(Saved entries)
━━━━
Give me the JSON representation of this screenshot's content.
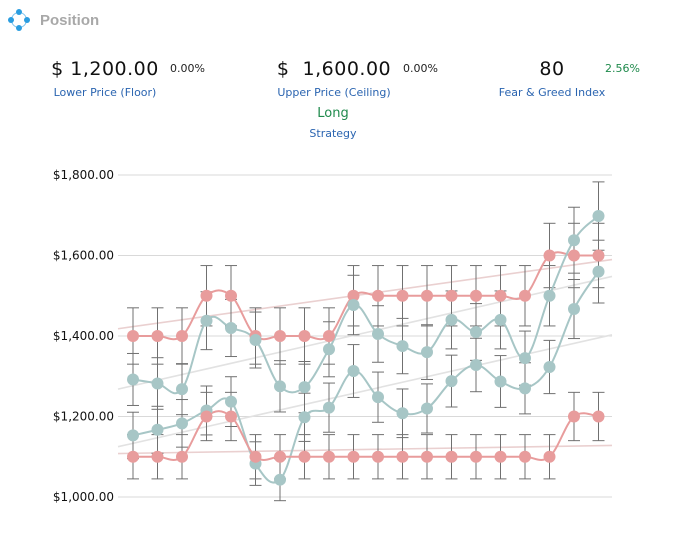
{
  "header": {
    "title": "Position",
    "icon": "position-icon"
  },
  "stats": {
    "floor": {
      "value": "$ 1,200.00",
      "change": "0.00%",
      "label": "Lower Price (Floor)"
    },
    "ceiling": {
      "value": "$  1,600.00",
      "change": "0.00%",
      "label": "Upper Price (Ceiling)"
    },
    "fear_greed": {
      "value": "80",
      "change": "2.56%",
      "label": "Fear & Greed Index"
    }
  },
  "strategy": {
    "value": "Long",
    "label": "Strategy"
  },
  "colors": {
    "price_series": "#a7c6c6",
    "bound_series": "#e89c9c",
    "error_bars": "#707070",
    "accent_green": "#1f8a4c",
    "label_blue": "#2a64b0"
  },
  "chart_data": {
    "type": "line",
    "ylim": [
      1000,
      1800
    ],
    "ticks": [
      {
        "value": 1000,
        "label": "$1,000.00"
      },
      {
        "value": 1200,
        "label": "$1,200.00"
      },
      {
        "value": 1400,
        "label": "$1,400.00"
      },
      {
        "value": 1600,
        "label": "$1,600.00"
      },
      {
        "value": 1800,
        "label": "$1,800.00"
      }
    ],
    "grid": true,
    "error_margin": 0.05,
    "series": [
      {
        "role": "ceiling",
        "color": "#e89c9c",
        "values": [
          1400,
          1400,
          1400,
          1500,
          1500,
          1400,
          1400,
          1400,
          1400,
          1500,
          1500,
          1500,
          1500,
          1500,
          1500,
          1500,
          1500,
          1600,
          1600,
          1600
        ]
      },
      {
        "role": "high",
        "color": "#a7c6c6",
        "values": [
          1292,
          1282,
          1268,
          1438,
          1420,
          1390,
          1275,
          1273,
          1367,
          1477,
          1405,
          1375,
          1360,
          1440,
          1410,
          1440,
          1345,
          1500,
          1638,
          1698
        ]
      },
      {
        "role": "low",
        "color": "#a7c6c6",
        "values": [
          1153,
          1167,
          1183,
          1215,
          1237,
          1083,
          1043,
          1198,
          1222,
          1313,
          1248,
          1208,
          1220,
          1288,
          1328,
          1287,
          1270,
          1323,
          1467,
          1560
        ]
      },
      {
        "role": "floor",
        "color": "#e89c9c",
        "values": [
          1100,
          1100,
          1100,
          1200,
          1200,
          1100,
          1100,
          1100,
          1100,
          1100,
          1100,
          1100,
          1100,
          1100,
          1100,
          1100,
          1100,
          1100,
          1200,
          1200
        ]
      }
    ],
    "trendlines": [
      {
        "color": "#ead0d0",
        "from": 1418,
        "to": 1590
      },
      {
        "color": "#e2e2e2",
        "from": 1268,
        "to": 1548
      },
      {
        "color": "#e2e2e2",
        "from": 1125,
        "to": 1403
      },
      {
        "color": "#ead0d0",
        "from": 1108,
        "to": 1128
      }
    ]
  }
}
━━━━
GOAL:
Transcribe all of the material exactly, leaving out whatever pictures it contains.

ANSWER:
Give me the JSON representation of this screenshot's content.
{
  "header": {
    "title": "Position",
    "icon": "position-icon"
  },
  "stats": {
    "floor": {
      "value": "$ 1,200.00",
      "change": "0.00%",
      "label": "Lower Price (Floor)"
    },
    "ceiling": {
      "value": "$  1,600.00",
      "change": "0.00%",
      "label": "Upper Price (Ceiling)"
    },
    "fear_greed": {
      "value": "80",
      "change": "2.56%",
      "label": "Fear & Greed Index"
    }
  },
  "strategy": {
    "value": "Long",
    "label": "Strategy"
  },
  "colors": {
    "price_series": "#a7c6c6",
    "bound_series": "#e89c9c",
    "error_bars": "#707070",
    "accent_green": "#1f8a4c",
    "label_blue": "#2a64b0"
  },
  "chart_data": {
    "type": "line",
    "ylim": [
      1000,
      1800
    ],
    "ticks": [
      {
        "value": 1000,
        "label": "$1,000.00"
      },
      {
        "value": 1200,
        "label": "$1,200.00"
      },
      {
        "value": 1400,
        "label": "$1,400.00"
      },
      {
        "value": 1600,
        "label": "$1,600.00"
      },
      {
        "value": 1800,
        "label": "$1,800.00"
      }
    ],
    "grid": true,
    "error_margin": 0.05,
    "series": [
      {
        "role": "ceiling",
        "color": "#e89c9c",
        "values": [
          1400,
          1400,
          1400,
          1500,
          1500,
          1400,
          1400,
          1400,
          1400,
          1500,
          1500,
          1500,
          1500,
          1500,
          1500,
          1500,
          1500,
          1600,
          1600,
          1600
        ]
      },
      {
        "role": "high",
        "color": "#a7c6c6",
        "values": [
          1292,
          1282,
          1268,
          1438,
          1420,
          1390,
          1275,
          1273,
          1367,
          1477,
          1405,
          1375,
          1360,
          1440,
          1410,
          1440,
          1345,
          1500,
          1638,
          1698
        ]
      },
      {
        "role": "low",
        "color": "#a7c6c6",
        "values": [
          1153,
          1167,
          1183,
          1215,
          1237,
          1083,
          1043,
          1198,
          1222,
          1313,
          1248,
          1208,
          1220,
          1288,
          1328,
          1287,
          1270,
          1323,
          1467,
          1560
        ]
      },
      {
        "role": "floor",
        "color": "#e89c9c",
        "values": [
          1100,
          1100,
          1100,
          1200,
          1200,
          1100,
          1100,
          1100,
          1100,
          1100,
          1100,
          1100,
          1100,
          1100,
          1100,
          1100,
          1100,
          1100,
          1200,
          1200
        ]
      }
    ],
    "trendlines": [
      {
        "color": "#ead0d0",
        "from": 1418,
        "to": 1590
      },
      {
        "color": "#e2e2e2",
        "from": 1268,
        "to": 1548
      },
      {
        "color": "#e2e2e2",
        "from": 1125,
        "to": 1403
      },
      {
        "color": "#ead0d0",
        "from": 1108,
        "to": 1128
      }
    ]
  }
}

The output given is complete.